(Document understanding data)
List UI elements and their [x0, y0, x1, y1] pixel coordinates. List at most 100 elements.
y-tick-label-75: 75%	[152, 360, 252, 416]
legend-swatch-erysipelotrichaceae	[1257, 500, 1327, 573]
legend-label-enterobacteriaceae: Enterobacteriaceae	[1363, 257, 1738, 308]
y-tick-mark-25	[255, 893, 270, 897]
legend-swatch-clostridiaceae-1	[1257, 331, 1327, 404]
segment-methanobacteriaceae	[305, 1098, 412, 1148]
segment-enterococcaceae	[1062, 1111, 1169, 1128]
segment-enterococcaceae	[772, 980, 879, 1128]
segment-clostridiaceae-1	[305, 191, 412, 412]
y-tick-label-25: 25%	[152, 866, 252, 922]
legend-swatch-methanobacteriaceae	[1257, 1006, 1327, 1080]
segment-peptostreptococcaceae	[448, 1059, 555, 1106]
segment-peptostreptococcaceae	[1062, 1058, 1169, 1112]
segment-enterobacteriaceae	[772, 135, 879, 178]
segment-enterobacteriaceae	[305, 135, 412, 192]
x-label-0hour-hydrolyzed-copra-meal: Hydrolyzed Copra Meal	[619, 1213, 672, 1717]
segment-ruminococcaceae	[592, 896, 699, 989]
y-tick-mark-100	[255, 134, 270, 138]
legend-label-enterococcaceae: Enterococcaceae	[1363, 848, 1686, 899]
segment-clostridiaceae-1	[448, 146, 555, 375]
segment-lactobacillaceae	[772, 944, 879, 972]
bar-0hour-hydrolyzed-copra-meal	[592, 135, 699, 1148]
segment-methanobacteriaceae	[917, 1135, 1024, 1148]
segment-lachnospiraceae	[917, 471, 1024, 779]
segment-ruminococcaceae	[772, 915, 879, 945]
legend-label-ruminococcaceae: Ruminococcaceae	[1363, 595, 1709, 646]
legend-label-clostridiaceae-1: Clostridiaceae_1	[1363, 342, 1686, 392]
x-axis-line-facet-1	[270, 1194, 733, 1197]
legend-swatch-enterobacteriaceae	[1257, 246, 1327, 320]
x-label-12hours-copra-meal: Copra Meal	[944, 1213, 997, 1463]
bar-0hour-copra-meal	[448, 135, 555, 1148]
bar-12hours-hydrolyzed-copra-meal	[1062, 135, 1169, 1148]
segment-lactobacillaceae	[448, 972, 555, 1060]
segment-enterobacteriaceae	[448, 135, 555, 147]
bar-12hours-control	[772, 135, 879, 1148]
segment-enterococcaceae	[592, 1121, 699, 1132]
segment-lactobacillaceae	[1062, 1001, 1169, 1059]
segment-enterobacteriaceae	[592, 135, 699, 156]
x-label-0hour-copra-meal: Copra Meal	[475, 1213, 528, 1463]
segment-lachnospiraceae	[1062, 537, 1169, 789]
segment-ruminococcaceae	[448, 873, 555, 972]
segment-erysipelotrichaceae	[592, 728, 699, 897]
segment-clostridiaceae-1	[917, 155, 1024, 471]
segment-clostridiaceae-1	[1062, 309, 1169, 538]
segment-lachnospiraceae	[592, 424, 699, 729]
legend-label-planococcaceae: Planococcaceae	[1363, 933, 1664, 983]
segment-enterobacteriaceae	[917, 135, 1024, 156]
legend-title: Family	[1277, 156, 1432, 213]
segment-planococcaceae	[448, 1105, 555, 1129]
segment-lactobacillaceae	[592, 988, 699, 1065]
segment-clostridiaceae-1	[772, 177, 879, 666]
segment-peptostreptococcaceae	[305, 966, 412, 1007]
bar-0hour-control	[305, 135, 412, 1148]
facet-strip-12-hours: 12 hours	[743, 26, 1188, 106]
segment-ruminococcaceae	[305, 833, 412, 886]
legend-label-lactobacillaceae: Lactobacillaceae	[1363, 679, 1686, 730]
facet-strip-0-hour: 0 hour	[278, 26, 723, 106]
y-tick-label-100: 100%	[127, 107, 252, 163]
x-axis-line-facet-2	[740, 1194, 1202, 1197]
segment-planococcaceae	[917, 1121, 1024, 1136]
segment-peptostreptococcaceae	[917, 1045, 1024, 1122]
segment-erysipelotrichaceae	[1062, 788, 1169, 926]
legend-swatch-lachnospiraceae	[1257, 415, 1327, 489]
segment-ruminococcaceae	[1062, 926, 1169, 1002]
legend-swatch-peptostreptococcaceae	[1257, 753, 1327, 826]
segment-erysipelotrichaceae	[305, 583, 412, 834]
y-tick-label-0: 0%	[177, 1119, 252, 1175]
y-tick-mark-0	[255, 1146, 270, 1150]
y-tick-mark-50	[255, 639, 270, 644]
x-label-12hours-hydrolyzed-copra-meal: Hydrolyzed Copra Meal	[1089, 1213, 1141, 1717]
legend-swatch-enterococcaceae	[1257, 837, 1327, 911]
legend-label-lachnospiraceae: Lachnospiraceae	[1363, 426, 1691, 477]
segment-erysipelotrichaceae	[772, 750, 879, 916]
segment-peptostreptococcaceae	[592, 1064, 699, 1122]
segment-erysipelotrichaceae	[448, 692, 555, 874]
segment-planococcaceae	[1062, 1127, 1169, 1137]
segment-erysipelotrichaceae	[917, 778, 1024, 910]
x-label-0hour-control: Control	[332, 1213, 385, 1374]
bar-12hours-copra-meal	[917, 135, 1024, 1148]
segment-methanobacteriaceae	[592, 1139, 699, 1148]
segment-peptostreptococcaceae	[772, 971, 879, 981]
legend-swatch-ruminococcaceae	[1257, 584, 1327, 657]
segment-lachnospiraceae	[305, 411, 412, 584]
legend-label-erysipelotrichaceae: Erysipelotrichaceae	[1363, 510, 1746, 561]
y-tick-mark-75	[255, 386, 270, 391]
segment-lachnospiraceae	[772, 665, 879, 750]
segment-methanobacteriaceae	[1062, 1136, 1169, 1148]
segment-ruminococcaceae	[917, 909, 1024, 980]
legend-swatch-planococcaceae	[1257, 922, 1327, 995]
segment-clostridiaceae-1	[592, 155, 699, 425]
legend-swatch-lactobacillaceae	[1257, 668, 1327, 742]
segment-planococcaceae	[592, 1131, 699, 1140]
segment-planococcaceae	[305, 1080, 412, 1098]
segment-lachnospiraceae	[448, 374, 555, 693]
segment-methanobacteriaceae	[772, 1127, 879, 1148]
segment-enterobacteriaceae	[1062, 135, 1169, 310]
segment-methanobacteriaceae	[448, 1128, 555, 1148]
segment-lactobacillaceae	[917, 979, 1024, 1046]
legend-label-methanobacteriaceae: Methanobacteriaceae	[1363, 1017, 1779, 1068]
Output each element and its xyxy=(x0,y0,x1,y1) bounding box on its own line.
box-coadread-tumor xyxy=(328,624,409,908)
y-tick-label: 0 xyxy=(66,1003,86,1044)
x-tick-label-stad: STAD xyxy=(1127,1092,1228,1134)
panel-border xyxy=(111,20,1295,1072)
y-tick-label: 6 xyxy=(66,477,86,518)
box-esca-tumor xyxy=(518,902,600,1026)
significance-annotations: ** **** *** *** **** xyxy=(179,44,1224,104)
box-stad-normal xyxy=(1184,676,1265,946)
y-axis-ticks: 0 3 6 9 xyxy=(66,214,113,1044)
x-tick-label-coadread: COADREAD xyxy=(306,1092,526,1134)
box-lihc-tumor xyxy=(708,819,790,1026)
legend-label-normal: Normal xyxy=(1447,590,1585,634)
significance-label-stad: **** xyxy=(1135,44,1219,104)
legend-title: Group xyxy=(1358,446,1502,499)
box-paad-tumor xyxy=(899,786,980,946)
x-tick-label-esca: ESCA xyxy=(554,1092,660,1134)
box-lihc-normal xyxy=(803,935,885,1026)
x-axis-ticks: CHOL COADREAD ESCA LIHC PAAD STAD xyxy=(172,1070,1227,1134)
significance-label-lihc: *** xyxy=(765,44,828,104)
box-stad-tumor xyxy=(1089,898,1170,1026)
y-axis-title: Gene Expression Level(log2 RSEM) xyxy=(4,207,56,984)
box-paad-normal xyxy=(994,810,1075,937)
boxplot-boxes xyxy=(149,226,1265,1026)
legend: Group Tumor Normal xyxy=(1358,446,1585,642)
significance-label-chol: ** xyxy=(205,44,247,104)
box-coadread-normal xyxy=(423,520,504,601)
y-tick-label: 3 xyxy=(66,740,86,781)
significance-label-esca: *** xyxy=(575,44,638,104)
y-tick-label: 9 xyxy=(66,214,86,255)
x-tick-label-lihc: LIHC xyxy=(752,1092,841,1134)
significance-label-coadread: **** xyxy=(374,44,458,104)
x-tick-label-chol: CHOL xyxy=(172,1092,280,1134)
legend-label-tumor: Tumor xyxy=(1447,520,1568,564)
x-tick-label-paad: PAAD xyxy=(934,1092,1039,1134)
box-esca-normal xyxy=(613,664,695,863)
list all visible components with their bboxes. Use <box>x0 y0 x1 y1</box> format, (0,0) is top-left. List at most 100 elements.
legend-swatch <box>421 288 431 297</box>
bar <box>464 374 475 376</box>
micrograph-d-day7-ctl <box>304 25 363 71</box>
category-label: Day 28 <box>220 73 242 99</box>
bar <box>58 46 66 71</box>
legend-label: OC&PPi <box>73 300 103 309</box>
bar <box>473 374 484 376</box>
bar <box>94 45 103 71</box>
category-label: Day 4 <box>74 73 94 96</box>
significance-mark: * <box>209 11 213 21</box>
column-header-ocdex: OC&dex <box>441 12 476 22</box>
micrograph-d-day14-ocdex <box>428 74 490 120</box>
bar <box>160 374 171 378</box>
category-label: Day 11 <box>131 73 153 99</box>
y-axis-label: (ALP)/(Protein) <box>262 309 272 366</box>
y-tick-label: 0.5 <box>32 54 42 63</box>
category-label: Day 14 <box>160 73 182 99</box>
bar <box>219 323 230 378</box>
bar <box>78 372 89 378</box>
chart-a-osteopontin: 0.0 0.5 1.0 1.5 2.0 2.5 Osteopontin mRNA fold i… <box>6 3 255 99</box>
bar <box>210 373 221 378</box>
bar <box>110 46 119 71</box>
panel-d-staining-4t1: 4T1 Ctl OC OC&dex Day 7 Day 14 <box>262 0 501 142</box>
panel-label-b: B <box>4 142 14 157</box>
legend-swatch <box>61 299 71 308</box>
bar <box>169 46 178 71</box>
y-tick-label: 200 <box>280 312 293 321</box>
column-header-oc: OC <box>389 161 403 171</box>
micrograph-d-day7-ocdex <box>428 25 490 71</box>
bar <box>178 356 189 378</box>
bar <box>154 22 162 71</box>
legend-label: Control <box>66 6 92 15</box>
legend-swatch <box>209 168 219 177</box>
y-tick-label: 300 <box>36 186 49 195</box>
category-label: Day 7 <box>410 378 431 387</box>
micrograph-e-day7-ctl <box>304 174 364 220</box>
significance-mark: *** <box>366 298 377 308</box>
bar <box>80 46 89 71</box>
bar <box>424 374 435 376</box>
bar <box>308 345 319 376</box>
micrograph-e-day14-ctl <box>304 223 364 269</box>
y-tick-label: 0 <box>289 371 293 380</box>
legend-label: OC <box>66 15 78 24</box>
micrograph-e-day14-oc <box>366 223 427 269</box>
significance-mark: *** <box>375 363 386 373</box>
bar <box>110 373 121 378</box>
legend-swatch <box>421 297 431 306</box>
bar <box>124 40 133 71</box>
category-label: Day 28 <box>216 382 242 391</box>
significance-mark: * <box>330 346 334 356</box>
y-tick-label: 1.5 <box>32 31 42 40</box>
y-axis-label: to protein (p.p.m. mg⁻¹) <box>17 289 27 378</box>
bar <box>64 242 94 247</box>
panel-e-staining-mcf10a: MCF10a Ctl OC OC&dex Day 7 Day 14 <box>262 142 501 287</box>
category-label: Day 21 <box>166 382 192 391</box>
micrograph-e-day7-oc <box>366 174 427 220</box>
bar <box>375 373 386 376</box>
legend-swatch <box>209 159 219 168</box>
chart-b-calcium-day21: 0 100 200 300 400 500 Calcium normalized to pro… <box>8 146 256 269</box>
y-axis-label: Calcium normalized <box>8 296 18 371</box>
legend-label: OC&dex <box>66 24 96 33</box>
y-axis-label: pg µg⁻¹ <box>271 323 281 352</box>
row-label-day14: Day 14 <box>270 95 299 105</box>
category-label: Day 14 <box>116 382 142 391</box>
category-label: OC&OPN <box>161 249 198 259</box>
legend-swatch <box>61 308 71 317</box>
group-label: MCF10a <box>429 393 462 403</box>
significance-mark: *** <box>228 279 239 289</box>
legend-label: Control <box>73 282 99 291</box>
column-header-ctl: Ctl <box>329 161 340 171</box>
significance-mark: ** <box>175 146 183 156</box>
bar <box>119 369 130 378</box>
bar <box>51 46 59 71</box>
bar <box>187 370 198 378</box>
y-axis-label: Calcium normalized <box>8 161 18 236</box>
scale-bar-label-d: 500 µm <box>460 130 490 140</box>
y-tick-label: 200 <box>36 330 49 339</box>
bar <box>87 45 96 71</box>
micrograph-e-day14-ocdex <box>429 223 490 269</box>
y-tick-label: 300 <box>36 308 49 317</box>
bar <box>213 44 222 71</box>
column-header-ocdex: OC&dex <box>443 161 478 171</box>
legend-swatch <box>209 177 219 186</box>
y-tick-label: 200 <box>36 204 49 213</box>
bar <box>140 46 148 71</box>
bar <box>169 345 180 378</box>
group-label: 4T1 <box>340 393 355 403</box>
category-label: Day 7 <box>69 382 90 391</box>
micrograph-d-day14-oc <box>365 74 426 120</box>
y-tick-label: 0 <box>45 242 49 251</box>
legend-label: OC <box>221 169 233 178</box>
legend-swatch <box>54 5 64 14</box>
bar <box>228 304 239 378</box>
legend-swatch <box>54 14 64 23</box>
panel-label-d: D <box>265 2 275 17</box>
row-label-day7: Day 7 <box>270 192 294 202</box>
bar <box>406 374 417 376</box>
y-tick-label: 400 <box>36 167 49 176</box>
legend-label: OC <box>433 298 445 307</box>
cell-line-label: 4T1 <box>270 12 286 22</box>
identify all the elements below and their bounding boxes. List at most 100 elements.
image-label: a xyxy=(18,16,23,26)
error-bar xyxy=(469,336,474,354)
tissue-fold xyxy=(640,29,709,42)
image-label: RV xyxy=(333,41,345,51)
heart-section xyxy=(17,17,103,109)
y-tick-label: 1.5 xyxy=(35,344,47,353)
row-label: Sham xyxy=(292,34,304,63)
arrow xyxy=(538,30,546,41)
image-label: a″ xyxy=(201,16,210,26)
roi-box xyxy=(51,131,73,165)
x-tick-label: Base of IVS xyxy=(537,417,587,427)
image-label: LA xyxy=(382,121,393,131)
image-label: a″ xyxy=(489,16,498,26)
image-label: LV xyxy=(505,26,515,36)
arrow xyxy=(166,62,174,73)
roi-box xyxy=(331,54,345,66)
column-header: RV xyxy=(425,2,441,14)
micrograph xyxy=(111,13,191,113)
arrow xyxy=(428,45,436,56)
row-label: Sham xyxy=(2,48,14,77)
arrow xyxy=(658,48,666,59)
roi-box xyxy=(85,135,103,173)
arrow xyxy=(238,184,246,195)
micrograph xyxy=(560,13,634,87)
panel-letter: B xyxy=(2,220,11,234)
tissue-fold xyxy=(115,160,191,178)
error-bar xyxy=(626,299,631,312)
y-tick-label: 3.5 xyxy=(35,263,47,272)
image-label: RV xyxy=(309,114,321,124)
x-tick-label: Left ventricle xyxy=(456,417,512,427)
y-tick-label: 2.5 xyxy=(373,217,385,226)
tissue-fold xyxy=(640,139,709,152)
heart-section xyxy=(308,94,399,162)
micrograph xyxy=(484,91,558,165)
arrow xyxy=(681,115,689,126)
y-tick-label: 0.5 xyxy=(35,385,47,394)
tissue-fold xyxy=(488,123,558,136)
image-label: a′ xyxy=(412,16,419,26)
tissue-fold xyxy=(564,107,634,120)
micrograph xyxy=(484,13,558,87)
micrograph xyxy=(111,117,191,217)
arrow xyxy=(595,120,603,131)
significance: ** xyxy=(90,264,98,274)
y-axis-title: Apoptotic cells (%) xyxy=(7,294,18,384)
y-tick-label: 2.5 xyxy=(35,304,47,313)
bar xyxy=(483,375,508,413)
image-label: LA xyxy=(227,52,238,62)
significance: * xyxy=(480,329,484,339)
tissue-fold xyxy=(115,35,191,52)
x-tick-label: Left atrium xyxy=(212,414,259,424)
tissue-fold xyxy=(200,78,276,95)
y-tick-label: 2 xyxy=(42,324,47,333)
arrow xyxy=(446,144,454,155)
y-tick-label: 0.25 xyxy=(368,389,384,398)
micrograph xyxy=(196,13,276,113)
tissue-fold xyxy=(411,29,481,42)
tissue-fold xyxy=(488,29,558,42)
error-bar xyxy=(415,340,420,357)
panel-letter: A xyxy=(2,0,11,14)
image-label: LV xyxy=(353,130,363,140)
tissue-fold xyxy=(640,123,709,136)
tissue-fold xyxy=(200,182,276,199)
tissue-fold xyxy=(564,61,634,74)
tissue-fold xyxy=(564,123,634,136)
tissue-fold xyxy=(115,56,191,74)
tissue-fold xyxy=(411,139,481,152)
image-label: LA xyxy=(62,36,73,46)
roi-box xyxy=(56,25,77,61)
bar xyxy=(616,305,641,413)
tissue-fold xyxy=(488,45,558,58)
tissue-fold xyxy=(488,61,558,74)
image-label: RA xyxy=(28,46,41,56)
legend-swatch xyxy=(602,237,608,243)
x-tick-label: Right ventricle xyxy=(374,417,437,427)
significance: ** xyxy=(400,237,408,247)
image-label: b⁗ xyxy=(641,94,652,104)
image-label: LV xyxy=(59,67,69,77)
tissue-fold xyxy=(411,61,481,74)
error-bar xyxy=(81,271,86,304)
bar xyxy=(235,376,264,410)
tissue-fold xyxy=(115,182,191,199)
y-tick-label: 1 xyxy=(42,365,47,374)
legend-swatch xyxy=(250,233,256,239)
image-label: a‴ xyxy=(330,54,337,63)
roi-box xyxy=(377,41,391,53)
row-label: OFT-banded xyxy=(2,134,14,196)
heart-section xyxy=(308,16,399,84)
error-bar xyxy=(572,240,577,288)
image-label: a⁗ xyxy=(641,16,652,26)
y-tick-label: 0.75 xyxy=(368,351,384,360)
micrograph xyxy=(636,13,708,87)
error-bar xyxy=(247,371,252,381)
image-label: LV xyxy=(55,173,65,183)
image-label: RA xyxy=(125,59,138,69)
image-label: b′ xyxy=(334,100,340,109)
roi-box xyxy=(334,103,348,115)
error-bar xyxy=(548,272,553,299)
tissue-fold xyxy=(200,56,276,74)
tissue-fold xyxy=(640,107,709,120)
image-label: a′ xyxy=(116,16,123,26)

# Task instructions:
Each line in the entries above that includes the string "arrow" should be extracted.

# Result of this exercise:
arrow xyxy=(538,30,546,41)
arrow xyxy=(166,62,174,73)
arrow xyxy=(428,45,436,56)
arrow xyxy=(658,48,666,59)
arrow xyxy=(238,184,246,195)
arrow xyxy=(681,115,689,126)
arrow xyxy=(595,120,603,131)
arrow xyxy=(446,144,454,155)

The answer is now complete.